What you are asked to do –
Quote the stretch of the commit notification for the GeoParquet writer from "(sedona) branch master" through "dual-hosted git repository.", word for word.

(sedona) branch master updated: [GH-2664] GeoParquet writer utilizes geometry SRID to produce projjson CRS metadata (#2667)

jiayu Sat, 21 Feb 2026 02:28:07 -0800

This is an automated email from the ASF dual-hosted git repository.

jiayu pushed a commit to branch master
in repository https://gitbox.apache.org/repos/asf/sedona.git



The following commit(s) were added to refs/heads/master by this push:
     new b288870a96 [GH-2664] GeoParquet writer utilizes geometry SRID to 
produce projjson CRS metadata (#2667)
b288870a96 is described below

commit b288870a96c84cb8e94d627cfb5e29791c4ce611
Author: Jia Yu <[email protected]>
AuthorDate: Sat Feb 21 03:27:04 2026 -0700

    [GH-2664] GeoParquet writer utilizes geometry SRID to produce projjson CRS 
metadata (#2667)

Data provided –
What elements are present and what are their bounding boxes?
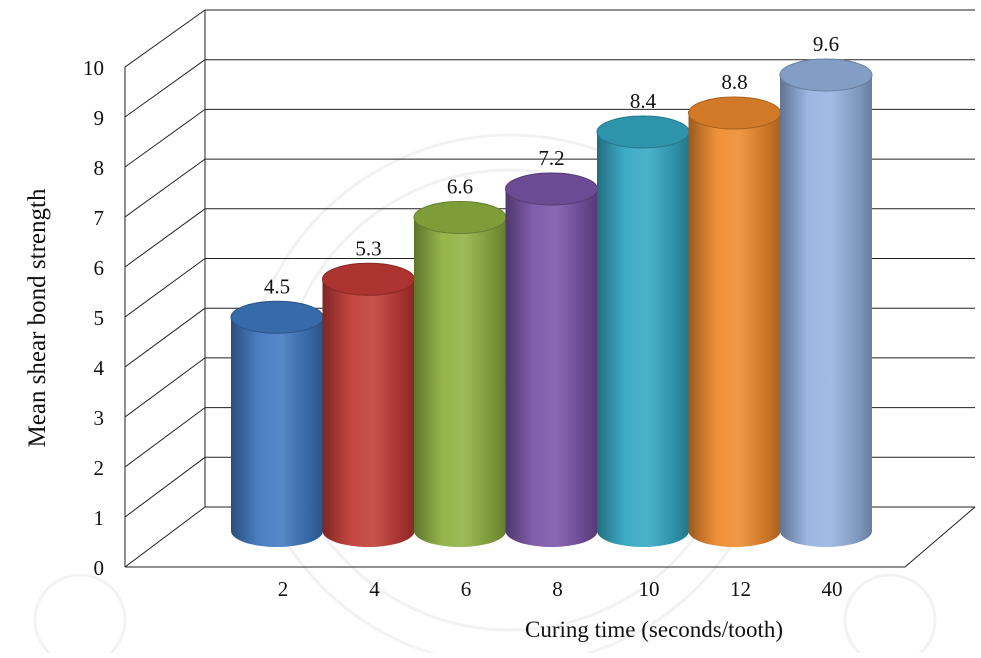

Task output –
(sedona) branch master updated: [GH-2664] GeoParquet writer utilizes geometry SRID to produce projjson CRS metadata (#2667)

jiayu Sat, 21 Feb 2026 02:28:07 -0800

This is an automated email from the ASF dual-hosted git repository.